Start of Information shown
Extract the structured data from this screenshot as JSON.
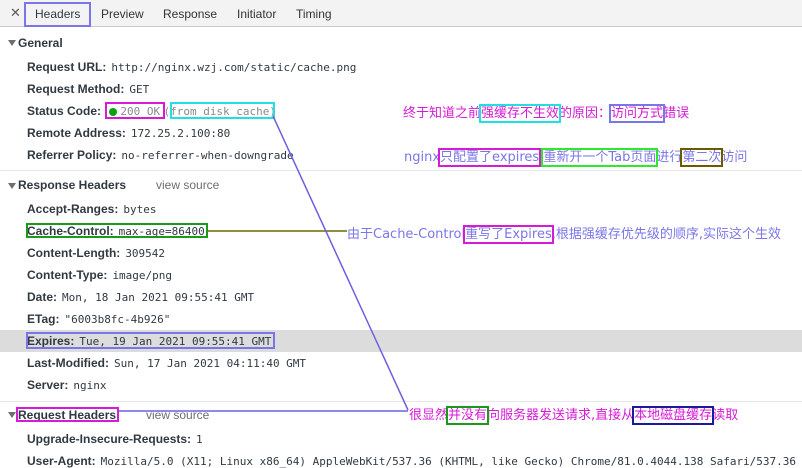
{
  "tabs": {
    "close_glyph": "✕",
    "items": [
      "Headers",
      "Preview",
      "Response",
      "Initiator",
      "Timing"
    ],
    "active": "Headers"
  },
  "general": {
    "title": "General",
    "request_url_key": "Request URL:",
    "request_url": "http://nginx.wzj.com/static/cache.png",
    "request_method_key": "Request Method:",
    "request_method": "GET",
    "status_code_key": "Status Code:",
    "status_code": "200 OK",
    "status_note_open": "(",
    "status_note": "from disk cache",
    "status_note_close": ")",
    "remote_address_key": "Remote Address:",
    "remote_address": "172.25.2.100:80",
    "referrer_policy_key": "Referrer Policy:",
    "referrer_policy": "no-referrer-when-downgrade"
  },
  "response_headers": {
    "title": "Response Headers",
    "view_source": "view source",
    "rows": [
      {
        "key": "Accept-Ranges:",
        "value": "bytes"
      },
      {
        "key": "Cache-Control:",
        "value": "max-age=86400"
      },
      {
        "key": "Content-Length:",
        "value": "309542"
      },
      {
        "key": "Content-Type:",
        "value": "image/png"
      },
      {
        "key": "Date:",
        "value": "Mon, 18 Jan 2021 09:55:41 GMT"
      },
      {
        "key": "ETag:",
        "value": "\"6003b8fc-4b926\""
      },
      {
        "key": "Expires:",
        "value": "Tue, 19 Jan 2021 09:55:41 GMT"
      },
      {
        "key": "Last-Modified:",
        "value": "Sun, 17 Jan 2021 04:11:40 GMT"
      },
      {
        "key": "Server:",
        "value": "nginx"
      }
    ]
  },
  "request_headers": {
    "title": "Request Headers",
    "view_source": "view source",
    "rows": [
      {
        "key": "Upgrade-Insecure-Requests:",
        "value": "1"
      },
      {
        "key": "User-Agent:",
        "value": "Mozilla/5.0 (X11; Linux x86_64) AppleWebKit/537.36 (KHTML, like Gecko) Chrome/81.0.4044.138 Safari/537.36"
      }
    ]
  },
  "annotations": {
    "note1": {
      "a": "终于知道之前",
      "b": "强缓存不生效",
      "c": "的原因：",
      "d": "访问方式",
      "e": "错误"
    },
    "note2": {
      "a": "nginx",
      "b": "只配置了expires",
      "c": ",",
      "d": "重新开一个Tab页面",
      "e": "进行",
      "f": "第二次",
      "g": "访问"
    },
    "note3": {
      "a": "由于Cache-Control",
      "b": "重写了Expires",
      "c": ",根据强缓存优先级的顺序,实际这个生效"
    },
    "note4": {
      "a": "很显然",
      "b": "并没有",
      "c": "向服务器发送请求,直接从",
      "d": "本地磁盘缓存",
      "e": "读取"
    }
  },
  "colors": {
    "magenta": "#d61ad6",
    "blue_violet": "#7a76e8",
    "cyan": "#22e0e0",
    "green": "#1a9a1a",
    "bright_green": "#2ee82e",
    "olive": "#6b5a00",
    "navy": "#1a1a9a"
  }
}
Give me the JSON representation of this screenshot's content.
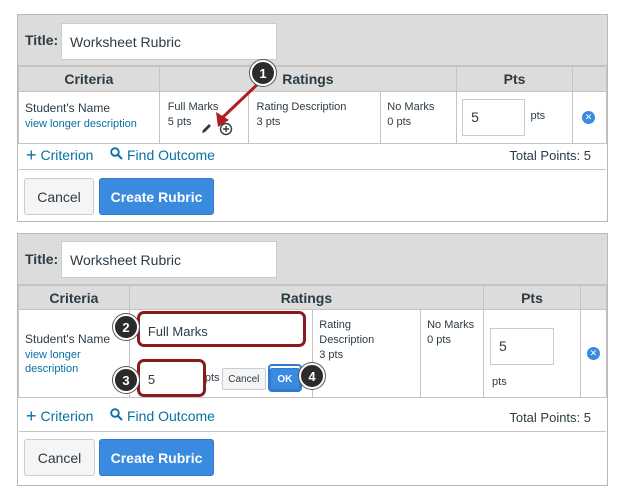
{
  "panel1": {
    "title_label": "Title:",
    "title_value": "Worksheet Rubric",
    "headers": {
      "criteria": "Criteria",
      "ratings": "Ratings",
      "pts": "Pts"
    },
    "criterion_name": "Student's Name",
    "criterion_link": "view longer description",
    "ratings": [
      {
        "label": "Full Marks",
        "pts": "5 pts"
      },
      {
        "label": "Rating Description",
        "pts": "3 pts"
      },
      {
        "label": "No Marks",
        "pts": "0 pts"
      }
    ],
    "points_value": "5",
    "points_unit": "pts",
    "add_criterion": "Criterion",
    "find_outcome": "Find Outcome",
    "total_points": "Total Points: 5",
    "cancel": "Cancel",
    "create": "Create Rubric"
  },
  "panel2": {
    "title_label": "Title:",
    "title_value": "Worksheet Rubric",
    "headers": {
      "criteria": "Criteria",
      "ratings": "Ratings",
      "pts": "Pts"
    },
    "criterion_name": "Student's Name",
    "criterion_link_1": "view longer",
    "criterion_link_2": "description",
    "edit_label_value": "Full Marks",
    "edit_points_value": "5",
    "edit_points_unit": "pts",
    "edit_cancel": "Cancel",
    "edit_ok": "OK",
    "ratings": [
      {
        "label_1": "Rating",
        "label_2": "Description",
        "pts": "3 pts"
      },
      {
        "label_1": "No Marks",
        "pts": "0 pts"
      }
    ],
    "points_value": "5",
    "points_unit": "pts",
    "add_criterion": "Criterion",
    "find_outcome": "Find Outcome",
    "total_points": "Total Points: 5",
    "cancel": "Cancel",
    "create": "Create Rubric"
  },
  "callouts": [
    "1",
    "2",
    "3",
    "4"
  ],
  "icons": {
    "plus": "plus-icon",
    "search": "search-icon",
    "pencil": "pencil-icon",
    "add_rating": "add-circle-icon",
    "remove": "remove-x-icon"
  },
  "colors": {
    "accent": "#3a8ae0",
    "link": "#0770a3",
    "highlight": "#8b1a1a",
    "header_bg": "#dcdcdc"
  }
}
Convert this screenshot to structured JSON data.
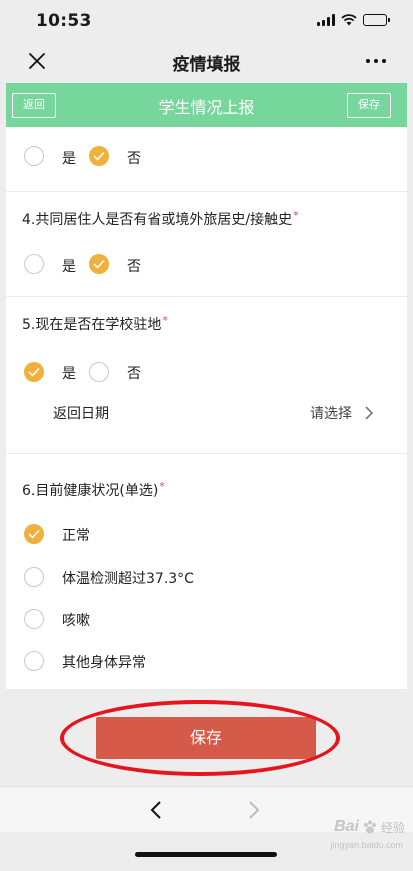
End of Information shown
What is being asked: Transcribe the records above verbatim. Do not carry over any picture.

Output of the task:
Extract the structured data from this screenshot as JSON.
{
  "tabs": {
    "close_glyph": "✕",
    "items": [
      "Headers",
      "Preview",
      "Response",
      "Initiator",
      "Timing"
    ],
    "active": "Headers"
  },
  "general": {
    "title": "General",
    "request_url_key": "Request URL:",
    "request_url": "http://nginx.wzj.com/static/cache.png",
    "request_method_key": "Request Method:",
    "request_method": "GET",
    "status_code_key": "Status Code:",
    "status_code": "200 OK",
    "status_note_open": "(",
    "status_note": "from disk cache",
    "status_note_close": ")",
    "remote_address_key": "Remote Address:",
    "remote_address": "172.25.2.100:80",
    "referrer_policy_key": "Referrer Policy:",
    "referrer_policy": "no-referrer-when-downgrade"
  },
  "response_headers": {
    "title": "Response Headers",
    "view_source": "view source",
    "rows": [
      {
        "key": "Accept-Ranges:",
        "value": "bytes"
      },
      {
        "key": "Cache-Control:",
        "value": "max-age=86400"
      },
      {
        "key": "Content-Length:",
        "value": "309542"
      },
      {
        "key": "Content-Type:",
        "value": "image/png"
      },
      {
        "key": "Date:",
        "value": "Mon, 18 Jan 2021 09:55:41 GMT"
      },
      {
        "key": "ETag:",
        "value": "\"6003b8fc-4b926\""
      },
      {
        "key": "Expires:",
        "value": "Tue, 19 Jan 2021 09:55:41 GMT"
      },
      {
        "key": "Last-Modified:",
        "value": "Sun, 17 Jan 2021 04:11:40 GMT"
      },
      {
        "key": "Server:",
        "value": "nginx"
      }
    ]
  },
  "request_headers": {
    "title": "Request Headers",
    "view_source": "view source",
    "rows": [
      {
        "key": "Upgrade-Insecure-Requests:",
        "value": "1"
      },
      {
        "key": "User-Agent:",
        "value": "Mozilla/5.0 (X11; Linux x86_64) AppleWebKit/537.36 (KHTML, like Gecko) Chrome/81.0.4044.138 Safari/537.36"
      }
    ]
  },
  "annotations": {
    "note1": {
      "a": "终于知道之前",
      "b": "强缓存不生效",
      "c": "的原因：",
      "d": "访问方式",
      "e": "错误"
    },
    "note2": {
      "a": "nginx",
      "b": "只配置了expires",
      "c": ",",
      "d": "重新开一个Tab页面",
      "e": "进行",
      "f": "第二次",
      "g": "访问"
    },
    "note3": {
      "a": "由于Cache-Control",
      "b": "重写了Expires",
      "c": ",根据强缓存优先级的顺序,实际这个生效"
    },
    "note4": {
      "a": "很显然",
      "b": "并没有",
      "c": "向服务器发送请求,直接从",
      "d": "本地磁盘缓存",
      "e": "读取"
    }
  },
  "colors": {
    "magenta": "#d61ad6",
    "blue_violet": "#7a76e8",
    "cyan": "#22e0e0",
    "green": "#1a9a1a",
    "bright_green": "#2ee82e",
    "olive": "#6b5a00",
    "navy": "#1a1a9a"
  }
}
Give me the JSON representation of this screenshot's content.
{
  "panel1": {
    "title_label": "Title:",
    "title_value": "Worksheet Rubric",
    "headers": {
      "criteria": "Criteria",
      "ratings": "Ratings",
      "pts": "Pts"
    },
    "criterion_name": "Student's Name",
    "criterion_link": "view longer description",
    "ratings": [
      {
        "label": "Full Marks",
        "pts": "5 pts"
      },
      {
        "label": "Rating Description",
        "pts": "3 pts"
      },
      {
        "label": "No Marks",
        "pts": "0 pts"
      }
    ],
    "points_value": "5",
    "points_unit": "pts",
    "add_criterion": "Criterion",
    "find_outcome": "Find Outcome",
    "total_points": "Total Points: 5",
    "cancel": "Cancel",
    "create": "Create Rubric"
  },
  "panel2": {
    "title_label": "Title:",
    "title_value": "Worksheet Rubric",
    "headers": {
      "criteria": "Criteria",
      "ratings": "Ratings",
      "pts": "Pts"
    },
    "criterion_name": "Student's Name",
    "criterion_link_1": "view longer",
    "criterion_link_2": "description",
    "edit_label_value": "Full Marks",
    "edit_points_value": "5",
    "edit_points_unit": "pts",
    "edit_cancel": "Cancel",
    "edit_ok": "OK",
    "ratings": [
      {
        "label_1": "Rating",
        "label_2": "Description",
        "pts": "3 pts"
      },
      {
        "label_1": "No Marks",
        "pts": "0 pts"
      }
    ],
    "points_value": "5",
    "points_unit": "pts",
    "add_criterion": "Criterion",
    "find_outcome": "Find Outcome",
    "total_points": "Total Points: 5",
    "cancel": "Cancel",
    "create": "Create Rubric"
  },
  "callouts": [
    "1",
    "2",
    "3",
    "4"
  ],
  "icons": {
    "plus": "plus-icon",
    "search": "search-icon",
    "pencil": "pencil-icon",
    "add_rating": "add-circle-icon",
    "remove": "remove-x-icon"
  },
  "colors": {
    "accent": "#3a8ae0",
    "link": "#0770a3",
    "highlight": "#8b1a1a",
    "header_bg": "#dcdcdc"
  }
}
Convert this screenshot to structured JSON data.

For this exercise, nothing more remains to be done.